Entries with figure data

--- start ---

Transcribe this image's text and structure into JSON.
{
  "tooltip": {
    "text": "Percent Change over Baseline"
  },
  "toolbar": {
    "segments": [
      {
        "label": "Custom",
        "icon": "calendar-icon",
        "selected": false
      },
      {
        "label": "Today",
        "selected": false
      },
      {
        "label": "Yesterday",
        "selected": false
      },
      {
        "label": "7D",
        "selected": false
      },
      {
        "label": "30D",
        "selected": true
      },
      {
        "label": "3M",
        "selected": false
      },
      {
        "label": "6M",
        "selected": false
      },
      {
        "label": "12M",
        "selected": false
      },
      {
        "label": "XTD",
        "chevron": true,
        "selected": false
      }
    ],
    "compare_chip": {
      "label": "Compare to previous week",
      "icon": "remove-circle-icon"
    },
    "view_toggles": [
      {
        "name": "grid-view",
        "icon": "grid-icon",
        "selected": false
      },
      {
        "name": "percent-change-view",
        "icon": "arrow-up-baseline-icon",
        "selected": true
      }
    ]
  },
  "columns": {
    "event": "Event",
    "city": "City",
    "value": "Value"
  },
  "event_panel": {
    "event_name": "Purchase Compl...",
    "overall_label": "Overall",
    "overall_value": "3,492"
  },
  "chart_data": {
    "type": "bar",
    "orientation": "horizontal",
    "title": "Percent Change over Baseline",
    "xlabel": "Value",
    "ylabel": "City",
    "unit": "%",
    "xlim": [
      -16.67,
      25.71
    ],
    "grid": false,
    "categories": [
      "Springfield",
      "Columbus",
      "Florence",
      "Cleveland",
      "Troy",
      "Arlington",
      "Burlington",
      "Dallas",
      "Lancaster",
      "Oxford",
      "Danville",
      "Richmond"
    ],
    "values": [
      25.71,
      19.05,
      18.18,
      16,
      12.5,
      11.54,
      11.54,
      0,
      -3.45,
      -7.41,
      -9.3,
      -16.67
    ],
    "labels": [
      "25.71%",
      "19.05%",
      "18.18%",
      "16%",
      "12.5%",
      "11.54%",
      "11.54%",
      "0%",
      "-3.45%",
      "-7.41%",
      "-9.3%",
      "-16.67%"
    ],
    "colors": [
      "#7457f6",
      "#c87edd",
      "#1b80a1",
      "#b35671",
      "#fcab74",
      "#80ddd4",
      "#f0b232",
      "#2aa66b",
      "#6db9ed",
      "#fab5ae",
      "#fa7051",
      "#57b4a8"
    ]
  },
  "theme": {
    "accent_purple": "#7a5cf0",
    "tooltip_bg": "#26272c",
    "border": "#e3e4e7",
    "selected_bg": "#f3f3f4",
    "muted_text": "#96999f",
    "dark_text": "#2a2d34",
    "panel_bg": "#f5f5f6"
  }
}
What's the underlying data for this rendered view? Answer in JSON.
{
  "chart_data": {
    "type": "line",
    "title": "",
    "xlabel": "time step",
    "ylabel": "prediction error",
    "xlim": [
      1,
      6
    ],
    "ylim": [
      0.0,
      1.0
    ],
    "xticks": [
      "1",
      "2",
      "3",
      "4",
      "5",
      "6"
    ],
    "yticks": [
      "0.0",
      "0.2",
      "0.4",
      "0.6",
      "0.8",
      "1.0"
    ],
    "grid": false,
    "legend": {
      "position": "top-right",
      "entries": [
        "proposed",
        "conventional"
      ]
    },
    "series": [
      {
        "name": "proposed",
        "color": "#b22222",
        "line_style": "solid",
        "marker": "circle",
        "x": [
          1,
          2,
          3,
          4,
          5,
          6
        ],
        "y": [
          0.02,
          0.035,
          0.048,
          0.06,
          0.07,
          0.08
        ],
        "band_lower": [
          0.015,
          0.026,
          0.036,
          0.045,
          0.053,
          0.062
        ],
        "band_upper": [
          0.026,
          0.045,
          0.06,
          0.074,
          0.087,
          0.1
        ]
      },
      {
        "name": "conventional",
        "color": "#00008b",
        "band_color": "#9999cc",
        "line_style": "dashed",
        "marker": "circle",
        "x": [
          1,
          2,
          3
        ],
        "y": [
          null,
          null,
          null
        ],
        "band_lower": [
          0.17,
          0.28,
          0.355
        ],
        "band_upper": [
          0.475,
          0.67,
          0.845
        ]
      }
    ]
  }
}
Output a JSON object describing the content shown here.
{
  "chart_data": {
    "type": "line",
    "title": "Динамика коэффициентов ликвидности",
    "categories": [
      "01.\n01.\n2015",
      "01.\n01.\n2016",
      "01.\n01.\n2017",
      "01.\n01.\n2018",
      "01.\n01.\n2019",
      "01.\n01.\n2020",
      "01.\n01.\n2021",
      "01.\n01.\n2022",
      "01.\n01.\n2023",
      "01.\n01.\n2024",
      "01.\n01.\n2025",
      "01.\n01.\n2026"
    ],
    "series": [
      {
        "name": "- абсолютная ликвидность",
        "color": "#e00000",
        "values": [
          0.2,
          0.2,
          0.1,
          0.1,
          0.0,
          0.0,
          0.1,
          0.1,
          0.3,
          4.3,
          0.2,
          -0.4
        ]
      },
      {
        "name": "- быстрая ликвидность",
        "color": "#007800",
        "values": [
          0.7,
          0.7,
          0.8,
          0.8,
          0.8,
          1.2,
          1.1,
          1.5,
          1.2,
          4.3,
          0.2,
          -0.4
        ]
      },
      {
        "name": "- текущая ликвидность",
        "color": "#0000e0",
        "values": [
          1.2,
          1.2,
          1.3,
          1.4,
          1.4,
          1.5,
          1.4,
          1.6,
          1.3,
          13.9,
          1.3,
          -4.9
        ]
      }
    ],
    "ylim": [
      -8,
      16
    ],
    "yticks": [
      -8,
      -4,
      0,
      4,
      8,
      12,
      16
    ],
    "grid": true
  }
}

--- end ---

> [TO BE DONE] Write out every line of the data that holds the word "ликвидность".

> [TASK SOLUTION]
        "name": "- абсолютная ликвидность",
        "name": "- быстрая ликвидность",
        "name": "- текущая ликвидность",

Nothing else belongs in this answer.